• [Exercise task]:
Scan the data beneath this task and copy each line that includes "単純移動平均線".
┌──
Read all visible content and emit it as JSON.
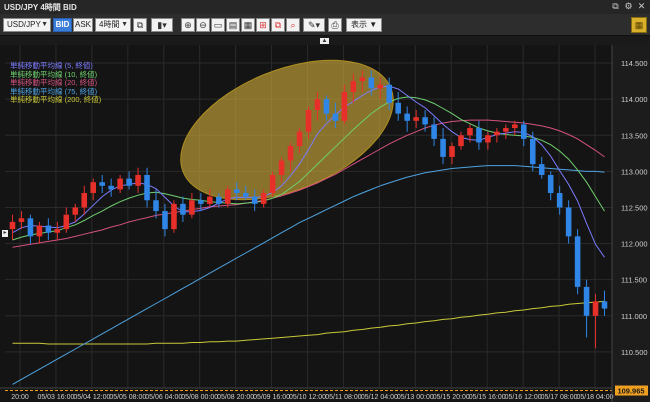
{
  "window": {
    "title": "USD/JPY 4時間 BID"
  },
  "toolbar": {
    "pair": "USD/JPY",
    "bid_label": "BID",
    "ask_label": "ASK",
    "timeframe": "4時間",
    "display_label": "表示"
  },
  "legend": [
    {
      "label": "単純移動平均線 (5, 終値)",
      "color": "#7b7bff"
    },
    {
      "label": "単純移動平均線 (10, 終値)",
      "color": "#6fd06f"
    },
    {
      "label": "単純移動平均線 (20, 終値)",
      "color": "#d4527f"
    },
    {
      "label": "単純移動平均線 (75, 終値)",
      "color": "#4fa3e0"
    },
    {
      "label": "単純移動平均線 (200, 終値)",
      "color": "#c9c93a"
    }
  ],
  "colors": {
    "up": "#e8302a",
    "down": "#2f86e6",
    "background": "#141414",
    "grid": "#2a2a2a",
    "current_price": "#f0a020",
    "highlight": "#d7b13a"
  },
  "chart_data": {
    "type": "candlestick",
    "ylim": [
      110.0,
      114.75
    ],
    "yticks": [
      "114.500",
      "114.000",
      "113.500",
      "113.000",
      "112.500",
      "112.000",
      "111.500",
      "111.000",
      "110.500"
    ],
    "xticks": [
      "20:00",
      "05/03 16:00",
      "05/04 12:00",
      "05/05 08:00",
      "05/06 04:00",
      "05/08 00:00",
      "05/08 20:00",
      "05/09 16:00",
      "05/10 12:00",
      "05/11 08:00",
      "05/12 04:00",
      "05/13 00:00",
      "05/15 20:00",
      "05/15 16:00",
      "05/16 12:00",
      "05/17 08:00",
      "05/18 04:00"
    ],
    "current_price": "109.965",
    "current_price_value": 109.965,
    "candles": [
      [
        112.2,
        112.4,
        112.05,
        112.3
      ],
      [
        112.3,
        112.45,
        112.2,
        112.35
      ],
      [
        112.35,
        112.4,
        112.0,
        112.1
      ],
      [
        112.1,
        112.3,
        112.0,
        112.25
      ],
      [
        112.25,
        112.35,
        112.05,
        112.15
      ],
      [
        112.15,
        112.3,
        112.05,
        112.2
      ],
      [
        112.2,
        112.5,
        112.15,
        112.4
      ],
      [
        112.4,
        112.55,
        112.3,
        112.5
      ],
      [
        112.5,
        112.8,
        112.4,
        112.7
      ],
      [
        112.7,
        112.9,
        112.6,
        112.85
      ],
      [
        112.85,
        112.95,
        112.7,
        112.8
      ],
      [
        112.8,
        112.9,
        112.65,
        112.75
      ],
      [
        112.75,
        112.95,
        112.7,
        112.9
      ],
      [
        112.9,
        113.0,
        112.75,
        112.8
      ],
      [
        112.8,
        113.05,
        112.7,
        112.95
      ],
      [
        112.95,
        113.05,
        112.5,
        112.6
      ],
      [
        112.6,
        112.75,
        112.35,
        112.45
      ],
      [
        112.45,
        112.55,
        112.1,
        112.2
      ],
      [
        112.2,
        112.6,
        112.15,
        112.55
      ],
      [
        112.55,
        112.65,
        112.3,
        112.4
      ],
      [
        112.4,
        112.7,
        112.35,
        112.6
      ],
      [
        112.6,
        112.7,
        112.45,
        112.55
      ],
      [
        112.55,
        112.75,
        112.5,
        112.65
      ],
      [
        112.65,
        112.7,
        112.5,
        112.55
      ],
      [
        112.55,
        112.8,
        112.5,
        112.75
      ],
      [
        112.75,
        112.85,
        112.6,
        112.7
      ],
      [
        112.7,
        112.8,
        112.6,
        112.65
      ],
      [
        112.65,
        112.75,
        112.45,
        112.55
      ],
      [
        112.55,
        112.75,
        112.5,
        112.7
      ],
      [
        112.7,
        113.0,
        112.65,
        112.95
      ],
      [
        112.95,
        113.2,
        112.85,
        113.15
      ],
      [
        113.15,
        113.4,
        113.0,
        113.35
      ],
      [
        113.35,
        113.6,
        113.25,
        113.55
      ],
      [
        113.55,
        113.9,
        113.45,
        113.85
      ],
      [
        113.85,
        114.1,
        113.7,
        114.0
      ],
      [
        114.0,
        114.05,
        113.7,
        113.8
      ],
      [
        113.8,
        113.95,
        113.6,
        113.7
      ],
      [
        113.7,
        114.2,
        113.65,
        114.1
      ],
      [
        114.1,
        114.35,
        113.95,
        114.25
      ],
      [
        114.25,
        114.4,
        114.1,
        114.3
      ],
      [
        114.3,
        114.4,
        114.05,
        114.15
      ],
      [
        114.15,
        114.3,
        114.0,
        114.2
      ],
      [
        114.2,
        114.3,
        113.85,
        113.95
      ],
      [
        113.95,
        114.1,
        113.7,
        113.8
      ],
      [
        113.8,
        113.9,
        113.55,
        113.7
      ],
      [
        113.7,
        113.85,
        113.6,
        113.75
      ],
      [
        113.75,
        113.85,
        113.55,
        113.65
      ],
      [
        113.65,
        113.75,
        113.35,
        113.45
      ],
      [
        113.45,
        113.6,
        113.1,
        113.2
      ],
      [
        113.2,
        113.4,
        113.1,
        113.35
      ],
      [
        113.35,
        113.55,
        113.3,
        113.5
      ],
      [
        113.5,
        113.65,
        113.4,
        113.6
      ],
      [
        113.6,
        113.7,
        113.3,
        113.4
      ],
      [
        113.4,
        113.55,
        113.3,
        113.5
      ],
      [
        113.5,
        113.6,
        113.4,
        113.55
      ],
      [
        113.55,
        113.65,
        113.45,
        113.6
      ],
      [
        113.6,
        113.7,
        113.5,
        113.65
      ],
      [
        113.65,
        113.7,
        113.35,
        113.45
      ],
      [
        113.45,
        113.55,
        113.0,
        113.1
      ],
      [
        113.1,
        113.2,
        112.9,
        112.95
      ],
      [
        112.95,
        113.0,
        112.6,
        112.7
      ],
      [
        112.7,
        112.8,
        112.4,
        112.5
      ],
      [
        112.5,
        112.6,
        112.0,
        112.1
      ],
      [
        112.1,
        112.2,
        111.3,
        111.4
      ],
      [
        111.4,
        111.5,
        110.7,
        111.0
      ],
      [
        111.0,
        111.3,
        110.55,
        111.2
      ],
      [
        111.2,
        111.35,
        111.0,
        111.1
      ]
    ],
    "sma5": [
      112.15,
      112.22,
      112.25,
      112.24,
      112.23,
      112.22,
      112.25,
      112.3,
      112.41,
      112.53,
      112.65,
      112.74,
      112.8,
      112.82,
      112.84,
      112.82,
      112.76,
      112.64,
      112.52,
      112.44,
      112.44,
      112.46,
      112.5,
      112.56,
      112.62,
      112.64,
      112.64,
      112.64,
      112.65,
      112.71,
      112.8,
      112.94,
      113.1,
      113.3,
      113.52,
      113.66,
      113.78,
      113.89,
      113.97,
      114.05,
      114.12,
      114.17,
      114.18,
      114.14,
      114.05,
      113.96,
      113.88,
      113.77,
      113.65,
      113.55,
      113.47,
      113.44,
      113.43,
      113.47,
      113.51,
      113.53,
      113.55,
      113.54,
      113.48,
      113.37,
      113.21,
      113.01,
      112.82,
      112.59,
      112.28,
      111.99,
      111.81
    ],
    "sma10": [
      112.05,
      112.09,
      112.12,
      112.14,
      112.16,
      112.18,
      112.22,
      112.26,
      112.32,
      112.39,
      112.45,
      112.52,
      112.58,
      112.63,
      112.67,
      112.7,
      112.71,
      112.69,
      112.66,
      112.63,
      112.61,
      112.6,
      112.58,
      112.57,
      112.56,
      112.55,
      112.56,
      112.57,
      112.59,
      112.63,
      112.68,
      112.77,
      112.86,
      112.98,
      113.1,
      113.22,
      113.34,
      113.46,
      113.58,
      113.69,
      113.8,
      113.89,
      113.96,
      114.01,
      114.03,
      114.02,
      113.99,
      113.94,
      113.87,
      113.8,
      113.72,
      113.66,
      113.6,
      113.56,
      113.53,
      113.51,
      113.5,
      113.49,
      113.47,
      113.43,
      113.37,
      113.28,
      113.17,
      113.02,
      112.85,
      112.65,
      112.45
    ],
    "sma20": [
      111.95,
      111.97,
      111.99,
      112.01,
      112.03,
      112.05,
      112.07,
      112.1,
      112.13,
      112.16,
      112.19,
      112.23,
      112.26,
      112.3,
      112.33,
      112.36,
      112.39,
      112.41,
      112.43,
      112.45,
      112.47,
      112.49,
      112.51,
      112.52,
      112.53,
      112.54,
      112.56,
      112.58,
      112.6,
      112.63,
      112.66,
      112.7,
      112.74,
      112.79,
      112.84,
      112.9,
      112.96,
      113.03,
      113.1,
      113.17,
      113.24,
      113.31,
      113.38,
      113.44,
      113.5,
      113.55,
      113.6,
      113.64,
      113.67,
      113.69,
      113.7,
      113.71,
      113.71,
      113.71,
      113.7,
      113.69,
      113.68,
      113.67,
      113.65,
      113.63,
      113.6,
      113.56,
      113.51,
      113.45,
      113.37,
      113.29,
      113.2
    ],
    "sma75": [
      110.05,
      110.12,
      110.19,
      110.26,
      110.33,
      110.4,
      110.47,
      110.54,
      110.61,
      110.68,
      110.75,
      110.82,
      110.89,
      110.96,
      111.03,
      111.1,
      111.17,
      111.24,
      111.31,
      111.38,
      111.45,
      111.52,
      111.59,
      111.66,
      111.73,
      111.8,
      111.87,
      111.94,
      112.01,
      112.08,
      112.15,
      112.22,
      112.29,
      112.35,
      112.41,
      112.47,
      112.53,
      112.59,
      112.65,
      112.7,
      112.75,
      112.8,
      112.84,
      112.88,
      112.92,
      112.95,
      112.98,
      113.0,
      113.02,
      113.04,
      113.05,
      113.06,
      113.07,
      113.08,
      113.08,
      113.08,
      113.08,
      113.07,
      113.06,
      113.05,
      113.04,
      113.03,
      113.02,
      113.01,
      113.0,
      113.0,
      112.99
    ],
    "sma200": [
      110.62,
      110.62,
      110.62,
      110.62,
      110.61,
      110.61,
      110.61,
      110.61,
      110.61,
      110.61,
      110.61,
      110.61,
      110.61,
      110.61,
      110.61,
      110.61,
      110.62,
      110.62,
      110.62,
      110.62,
      110.63,
      110.63,
      110.64,
      110.64,
      110.65,
      110.65,
      110.66,
      110.67,
      110.68,
      110.69,
      110.7,
      110.71,
      110.72,
      110.73,
      110.74,
      110.76,
      110.77,
      110.78,
      110.8,
      110.81,
      110.83,
      110.84,
      110.86,
      110.87,
      110.89,
      110.9,
      110.92,
      110.93,
      110.95,
      110.96,
      110.98,
      110.99,
      111.01,
      111.02,
      111.04,
      111.05,
      111.07,
      111.08,
      111.1,
      111.11,
      111.13,
      111.14,
      111.16,
      111.17,
      111.18,
      111.19,
      111.2
    ]
  }
}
└──
• [Result of this task]:
      "label": "単純移動平均線 (5, 終値)",
      "label": "単純移動平均線 (10, 終値)",
      "label": "単純移動平均線 (20, 終値)",
      "label": "単純移動平均線 (75, 終値)",
      "label": "単純移動平均線 (200, 終値)",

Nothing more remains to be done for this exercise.